- **Task details**:
Of the lines below, how many hold the string "Interface"? Give only the number.

======== Supplied records ========

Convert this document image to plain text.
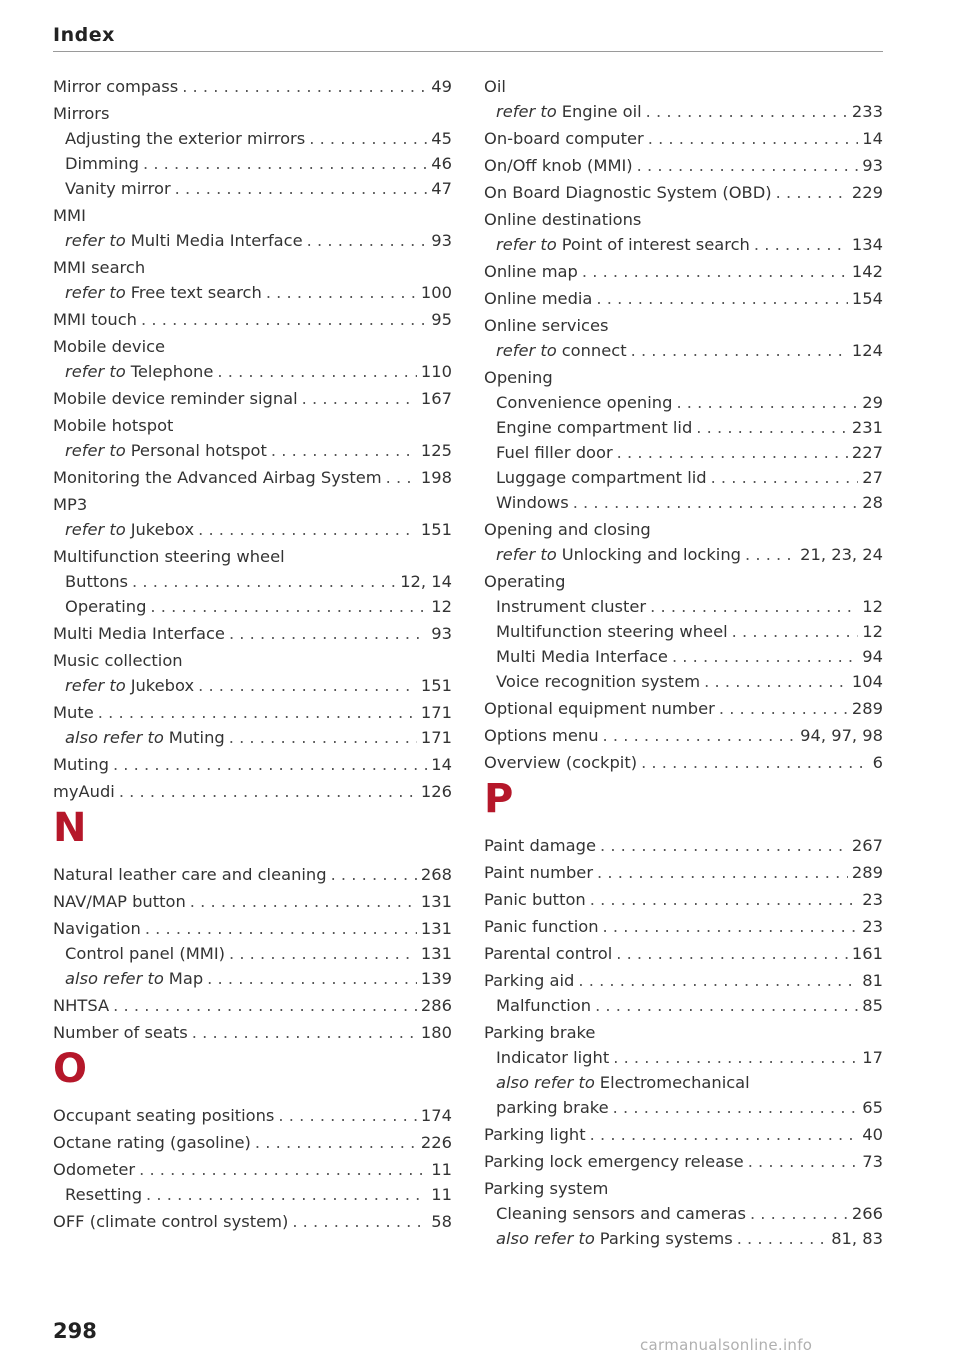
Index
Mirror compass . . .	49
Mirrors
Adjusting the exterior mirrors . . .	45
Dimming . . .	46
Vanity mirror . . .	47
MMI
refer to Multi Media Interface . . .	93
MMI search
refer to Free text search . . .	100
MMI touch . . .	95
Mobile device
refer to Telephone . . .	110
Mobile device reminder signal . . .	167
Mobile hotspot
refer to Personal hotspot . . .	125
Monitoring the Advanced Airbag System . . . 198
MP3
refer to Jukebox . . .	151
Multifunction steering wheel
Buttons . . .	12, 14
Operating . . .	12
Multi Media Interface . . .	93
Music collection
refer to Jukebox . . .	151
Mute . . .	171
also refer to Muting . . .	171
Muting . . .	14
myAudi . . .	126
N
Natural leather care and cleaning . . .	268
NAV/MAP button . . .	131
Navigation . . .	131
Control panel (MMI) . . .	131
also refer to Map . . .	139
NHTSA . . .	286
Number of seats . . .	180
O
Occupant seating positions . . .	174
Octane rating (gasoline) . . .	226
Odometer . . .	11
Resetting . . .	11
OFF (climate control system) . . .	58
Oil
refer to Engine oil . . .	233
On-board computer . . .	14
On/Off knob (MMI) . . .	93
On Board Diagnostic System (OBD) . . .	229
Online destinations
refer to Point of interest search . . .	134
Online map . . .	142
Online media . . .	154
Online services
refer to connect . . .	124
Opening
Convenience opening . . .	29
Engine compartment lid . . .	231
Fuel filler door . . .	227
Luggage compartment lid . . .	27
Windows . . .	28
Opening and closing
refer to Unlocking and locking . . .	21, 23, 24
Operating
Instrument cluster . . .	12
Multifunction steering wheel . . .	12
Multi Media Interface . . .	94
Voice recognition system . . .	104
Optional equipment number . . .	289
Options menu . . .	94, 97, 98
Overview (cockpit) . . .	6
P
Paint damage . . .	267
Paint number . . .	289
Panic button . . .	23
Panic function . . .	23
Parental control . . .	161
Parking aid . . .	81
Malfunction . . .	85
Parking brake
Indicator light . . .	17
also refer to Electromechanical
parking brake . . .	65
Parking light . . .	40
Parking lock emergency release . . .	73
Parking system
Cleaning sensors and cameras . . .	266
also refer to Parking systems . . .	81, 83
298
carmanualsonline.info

========

- **Response**:
3